> **EXERCISE INSTRUCTIONS**
Below is a block of records; return all of them exactly, but without the images.

+++ STORED RECORDS

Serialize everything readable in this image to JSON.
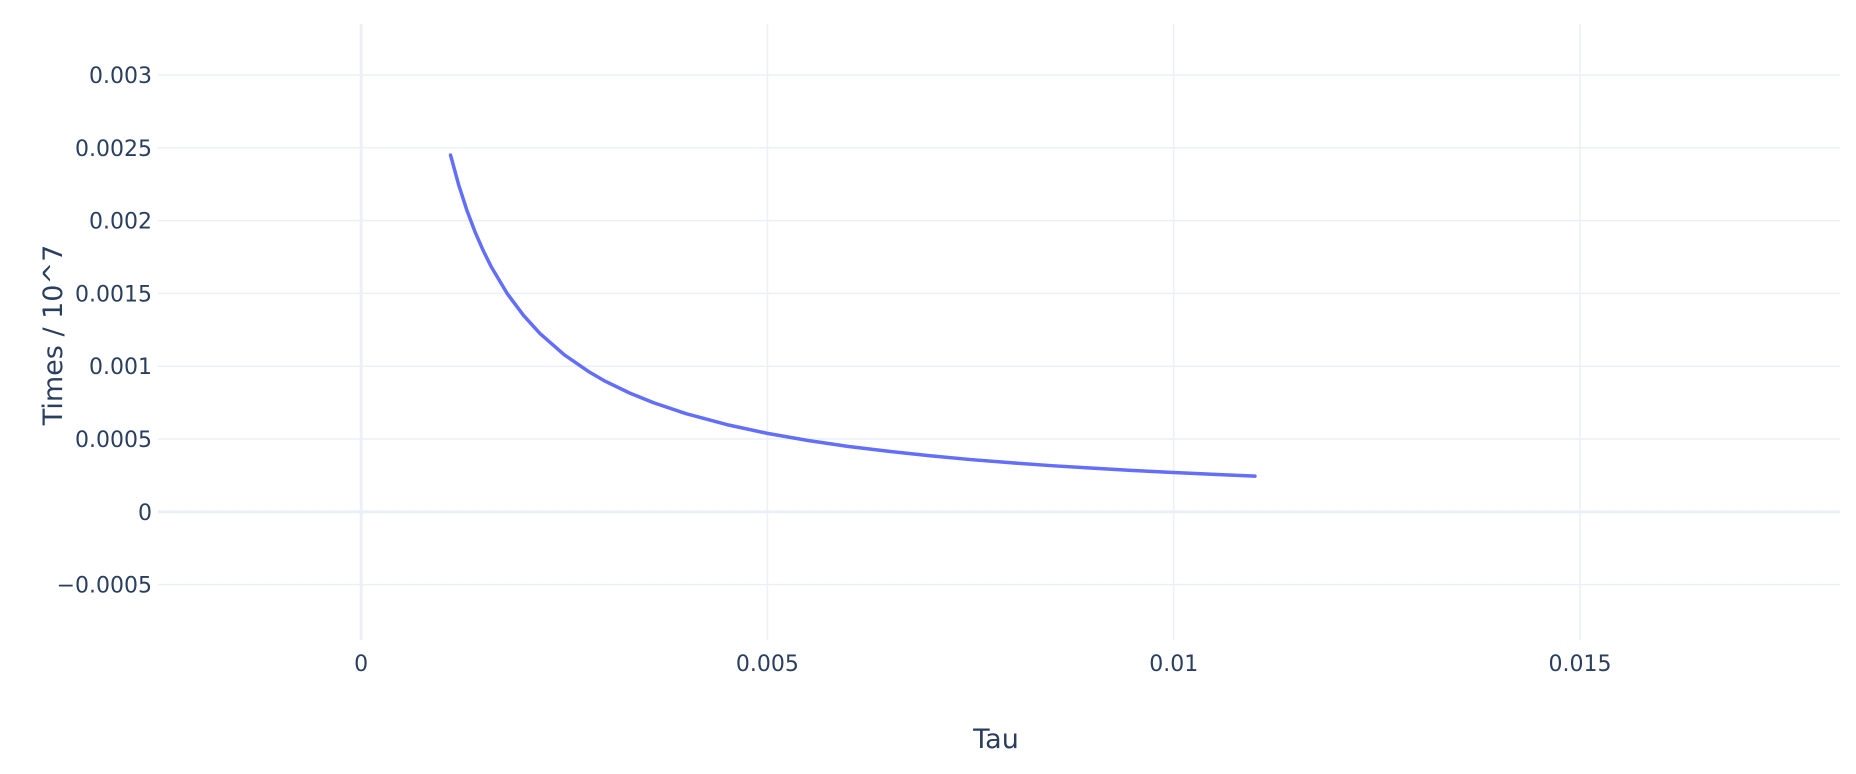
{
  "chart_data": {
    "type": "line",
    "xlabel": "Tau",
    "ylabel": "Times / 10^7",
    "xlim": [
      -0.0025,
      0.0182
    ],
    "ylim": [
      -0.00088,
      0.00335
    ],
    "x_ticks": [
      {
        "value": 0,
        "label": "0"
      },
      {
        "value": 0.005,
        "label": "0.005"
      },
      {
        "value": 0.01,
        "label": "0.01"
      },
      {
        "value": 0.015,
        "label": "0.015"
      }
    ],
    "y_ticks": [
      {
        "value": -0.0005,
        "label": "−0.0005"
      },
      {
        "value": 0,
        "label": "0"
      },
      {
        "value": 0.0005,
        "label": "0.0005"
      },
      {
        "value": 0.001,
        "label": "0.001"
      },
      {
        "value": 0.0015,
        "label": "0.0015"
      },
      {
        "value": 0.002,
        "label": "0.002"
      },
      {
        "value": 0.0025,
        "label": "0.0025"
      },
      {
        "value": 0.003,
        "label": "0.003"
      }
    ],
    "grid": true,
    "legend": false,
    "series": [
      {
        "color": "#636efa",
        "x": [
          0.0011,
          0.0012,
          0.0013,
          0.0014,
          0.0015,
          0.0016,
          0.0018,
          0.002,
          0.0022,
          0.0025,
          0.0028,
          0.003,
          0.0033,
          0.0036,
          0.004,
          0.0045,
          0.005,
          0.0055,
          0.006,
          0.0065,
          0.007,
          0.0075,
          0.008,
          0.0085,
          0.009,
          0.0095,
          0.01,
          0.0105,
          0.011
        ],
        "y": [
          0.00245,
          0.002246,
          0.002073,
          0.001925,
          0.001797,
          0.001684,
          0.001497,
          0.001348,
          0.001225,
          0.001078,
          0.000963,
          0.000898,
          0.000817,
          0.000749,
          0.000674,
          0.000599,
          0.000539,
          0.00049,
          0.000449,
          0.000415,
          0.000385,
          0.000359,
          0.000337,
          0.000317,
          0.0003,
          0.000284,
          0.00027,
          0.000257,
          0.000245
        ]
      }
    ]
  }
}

++++++

> **REPLY TO THE EXERCISE**
Serialize everything readable in this image to JSON.
{
  "chart_data": {
    "type": "line",
    "xlabel": "Tau",
    "ylabel": "Times / 10^7",
    "xlim": [
      -0.0025,
      0.0182
    ],
    "ylim": [
      -0.00088,
      0.00335
    ],
    "x_ticks": [
      {
        "value": 0,
        "label": "0"
      },
      {
        "value": 0.005,
        "label": "0.005"
      },
      {
        "value": 0.01,
        "label": "0.01"
      },
      {
        "value": 0.015,
        "label": "0.015"
      }
    ],
    "y_ticks": [
      {
        "value": -0.0005,
        "label": "−0.0005"
      },
      {
        "value": 0,
        "label": "0"
      },
      {
        "value": 0.0005,
        "label": "0.0005"
      },
      {
        "value": 0.001,
        "label": "0.001"
      },
      {
        "value": 0.0015,
        "label": "0.0015"
      },
      {
        "value": 0.002,
        "label": "0.002"
      },
      {
        "value": 0.0025,
        "label": "0.0025"
      },
      {
        "value": 0.003,
        "label": "0.003"
      }
    ],
    "grid": true,
    "legend": false,
    "series": [
      {
        "color": "#636efa",
        "x": [
          0.0011,
          0.0012,
          0.0013,
          0.0014,
          0.0015,
          0.0016,
          0.0018,
          0.002,
          0.0022,
          0.0025,
          0.0028,
          0.003,
          0.0033,
          0.0036,
          0.004,
          0.0045,
          0.005,
          0.0055,
          0.006,
          0.0065,
          0.007,
          0.0075,
          0.008,
          0.0085,
          0.009,
          0.0095,
          0.01,
          0.0105,
          0.011
        ],
        "y": [
          0.00245,
          0.002246,
          0.002073,
          0.001925,
          0.001797,
          0.001684,
          0.001497,
          0.001348,
          0.001225,
          0.001078,
          0.000963,
          0.000898,
          0.000817,
          0.000749,
          0.000674,
          0.000599,
          0.000539,
          0.00049,
          0.000449,
          0.000415,
          0.000385,
          0.000359,
          0.000337,
          0.000317,
          0.0003,
          0.000284,
          0.00027,
          0.000257,
          0.000245
        ]
      }
    ]
  }
}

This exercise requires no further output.